**Problem description**
Answer with the number of lines in the listing below that contain the word "Minh", and nothing else.
Records for the exercise start
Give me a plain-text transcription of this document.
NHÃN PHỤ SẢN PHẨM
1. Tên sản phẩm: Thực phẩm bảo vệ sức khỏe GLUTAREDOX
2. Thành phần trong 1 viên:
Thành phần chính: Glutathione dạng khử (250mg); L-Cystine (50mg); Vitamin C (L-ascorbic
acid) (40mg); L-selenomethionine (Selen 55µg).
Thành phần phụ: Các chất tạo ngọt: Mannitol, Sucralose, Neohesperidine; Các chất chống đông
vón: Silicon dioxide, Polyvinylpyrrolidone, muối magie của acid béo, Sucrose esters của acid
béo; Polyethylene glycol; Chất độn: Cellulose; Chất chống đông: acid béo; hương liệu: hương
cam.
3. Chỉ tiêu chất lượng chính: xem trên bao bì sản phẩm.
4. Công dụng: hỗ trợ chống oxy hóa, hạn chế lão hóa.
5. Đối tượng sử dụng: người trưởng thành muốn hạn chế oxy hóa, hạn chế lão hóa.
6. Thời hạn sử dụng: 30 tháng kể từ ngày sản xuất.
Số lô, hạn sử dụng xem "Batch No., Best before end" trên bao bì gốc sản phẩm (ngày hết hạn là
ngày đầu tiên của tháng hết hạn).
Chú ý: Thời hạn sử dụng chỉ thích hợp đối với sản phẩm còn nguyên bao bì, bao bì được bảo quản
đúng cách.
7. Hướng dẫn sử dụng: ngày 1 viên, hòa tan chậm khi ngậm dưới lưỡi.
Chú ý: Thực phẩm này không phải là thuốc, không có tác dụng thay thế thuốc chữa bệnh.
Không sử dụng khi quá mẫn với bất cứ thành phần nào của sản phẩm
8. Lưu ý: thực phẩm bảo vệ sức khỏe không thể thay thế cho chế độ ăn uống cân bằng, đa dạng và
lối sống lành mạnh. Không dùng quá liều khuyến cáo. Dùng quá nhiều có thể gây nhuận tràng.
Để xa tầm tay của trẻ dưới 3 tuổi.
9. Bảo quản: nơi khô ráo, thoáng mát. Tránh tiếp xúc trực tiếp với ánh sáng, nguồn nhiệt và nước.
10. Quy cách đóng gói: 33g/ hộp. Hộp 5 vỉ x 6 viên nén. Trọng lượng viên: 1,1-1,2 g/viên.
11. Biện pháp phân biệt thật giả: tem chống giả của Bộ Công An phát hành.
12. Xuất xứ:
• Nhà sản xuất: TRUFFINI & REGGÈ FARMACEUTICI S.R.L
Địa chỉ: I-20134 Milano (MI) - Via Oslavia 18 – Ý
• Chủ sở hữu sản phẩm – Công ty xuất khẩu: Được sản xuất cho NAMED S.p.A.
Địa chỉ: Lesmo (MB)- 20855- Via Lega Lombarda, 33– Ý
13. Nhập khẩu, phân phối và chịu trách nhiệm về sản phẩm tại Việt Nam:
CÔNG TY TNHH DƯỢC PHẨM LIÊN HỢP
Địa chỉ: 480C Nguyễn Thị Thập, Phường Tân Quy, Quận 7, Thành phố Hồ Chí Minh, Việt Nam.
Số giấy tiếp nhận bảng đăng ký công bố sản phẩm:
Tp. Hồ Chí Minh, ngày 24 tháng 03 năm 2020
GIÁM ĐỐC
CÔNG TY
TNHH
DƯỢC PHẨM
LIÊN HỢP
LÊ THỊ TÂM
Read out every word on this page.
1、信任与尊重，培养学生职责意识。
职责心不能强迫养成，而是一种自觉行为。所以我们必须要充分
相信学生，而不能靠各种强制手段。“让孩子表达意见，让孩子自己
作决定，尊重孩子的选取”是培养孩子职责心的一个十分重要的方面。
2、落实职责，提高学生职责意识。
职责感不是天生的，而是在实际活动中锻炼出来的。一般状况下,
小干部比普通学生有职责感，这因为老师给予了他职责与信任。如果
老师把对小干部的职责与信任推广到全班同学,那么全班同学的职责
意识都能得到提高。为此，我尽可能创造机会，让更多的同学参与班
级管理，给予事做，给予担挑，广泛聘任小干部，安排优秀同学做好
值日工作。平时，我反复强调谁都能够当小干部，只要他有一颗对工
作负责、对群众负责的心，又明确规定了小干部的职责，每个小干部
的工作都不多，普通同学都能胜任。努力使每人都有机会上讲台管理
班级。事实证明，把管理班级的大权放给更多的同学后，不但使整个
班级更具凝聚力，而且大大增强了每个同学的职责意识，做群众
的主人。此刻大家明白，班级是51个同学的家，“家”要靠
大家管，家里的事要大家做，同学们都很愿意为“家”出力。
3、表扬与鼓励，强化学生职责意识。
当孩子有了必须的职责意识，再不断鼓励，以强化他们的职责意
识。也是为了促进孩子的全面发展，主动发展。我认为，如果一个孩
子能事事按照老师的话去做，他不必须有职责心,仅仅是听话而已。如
Records for the exercise end
**Exercise answer**
2